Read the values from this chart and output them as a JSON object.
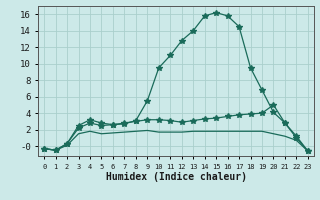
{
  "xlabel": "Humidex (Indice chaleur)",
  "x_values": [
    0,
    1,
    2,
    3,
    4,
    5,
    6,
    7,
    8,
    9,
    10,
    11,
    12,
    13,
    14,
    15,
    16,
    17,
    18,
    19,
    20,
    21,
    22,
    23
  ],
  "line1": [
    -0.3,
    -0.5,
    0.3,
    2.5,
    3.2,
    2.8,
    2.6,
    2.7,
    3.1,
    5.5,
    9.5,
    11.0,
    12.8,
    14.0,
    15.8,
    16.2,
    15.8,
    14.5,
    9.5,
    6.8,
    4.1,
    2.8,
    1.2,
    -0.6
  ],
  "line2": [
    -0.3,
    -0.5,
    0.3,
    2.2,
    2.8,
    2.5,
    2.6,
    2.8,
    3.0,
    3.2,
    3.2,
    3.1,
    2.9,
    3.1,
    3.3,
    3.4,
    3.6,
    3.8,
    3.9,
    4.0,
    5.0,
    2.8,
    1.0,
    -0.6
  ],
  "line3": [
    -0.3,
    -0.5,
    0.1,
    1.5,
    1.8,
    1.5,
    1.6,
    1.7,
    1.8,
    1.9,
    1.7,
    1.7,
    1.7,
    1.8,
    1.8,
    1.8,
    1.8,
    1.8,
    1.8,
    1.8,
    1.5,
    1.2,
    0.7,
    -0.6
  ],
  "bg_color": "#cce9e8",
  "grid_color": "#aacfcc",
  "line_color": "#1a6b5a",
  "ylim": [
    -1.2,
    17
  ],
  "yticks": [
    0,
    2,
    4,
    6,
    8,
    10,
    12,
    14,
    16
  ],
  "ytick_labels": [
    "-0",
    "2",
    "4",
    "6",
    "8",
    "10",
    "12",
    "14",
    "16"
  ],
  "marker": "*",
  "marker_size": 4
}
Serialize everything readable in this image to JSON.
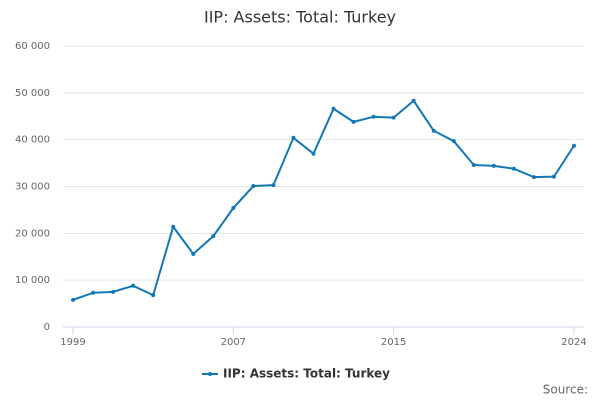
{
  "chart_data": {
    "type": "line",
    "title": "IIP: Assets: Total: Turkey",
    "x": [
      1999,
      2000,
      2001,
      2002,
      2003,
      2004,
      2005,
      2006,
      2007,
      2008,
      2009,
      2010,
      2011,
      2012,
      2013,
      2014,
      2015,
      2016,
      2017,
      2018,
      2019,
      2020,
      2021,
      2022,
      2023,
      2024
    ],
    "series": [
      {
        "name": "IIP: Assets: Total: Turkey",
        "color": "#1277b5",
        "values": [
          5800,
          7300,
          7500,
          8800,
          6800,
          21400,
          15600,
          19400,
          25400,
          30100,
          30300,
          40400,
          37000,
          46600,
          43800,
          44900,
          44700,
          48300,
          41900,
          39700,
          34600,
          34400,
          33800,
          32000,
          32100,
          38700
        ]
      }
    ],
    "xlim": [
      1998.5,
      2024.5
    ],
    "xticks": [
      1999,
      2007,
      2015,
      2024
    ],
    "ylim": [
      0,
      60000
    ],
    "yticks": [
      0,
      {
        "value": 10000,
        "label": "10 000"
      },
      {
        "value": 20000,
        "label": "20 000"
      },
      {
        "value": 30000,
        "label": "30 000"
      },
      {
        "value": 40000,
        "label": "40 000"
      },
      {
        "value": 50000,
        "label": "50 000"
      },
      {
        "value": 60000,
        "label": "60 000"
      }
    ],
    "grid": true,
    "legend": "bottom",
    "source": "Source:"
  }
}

————

▶ **TASK INSTRUCTIONS**:
In the listing above, find each line with the word "Total" and copy it.

▶ **TASK ANSWER**:
    "title": "IIP: Assets: Total: Turkey",
        "name": "IIP: Assets: Total: Turkey",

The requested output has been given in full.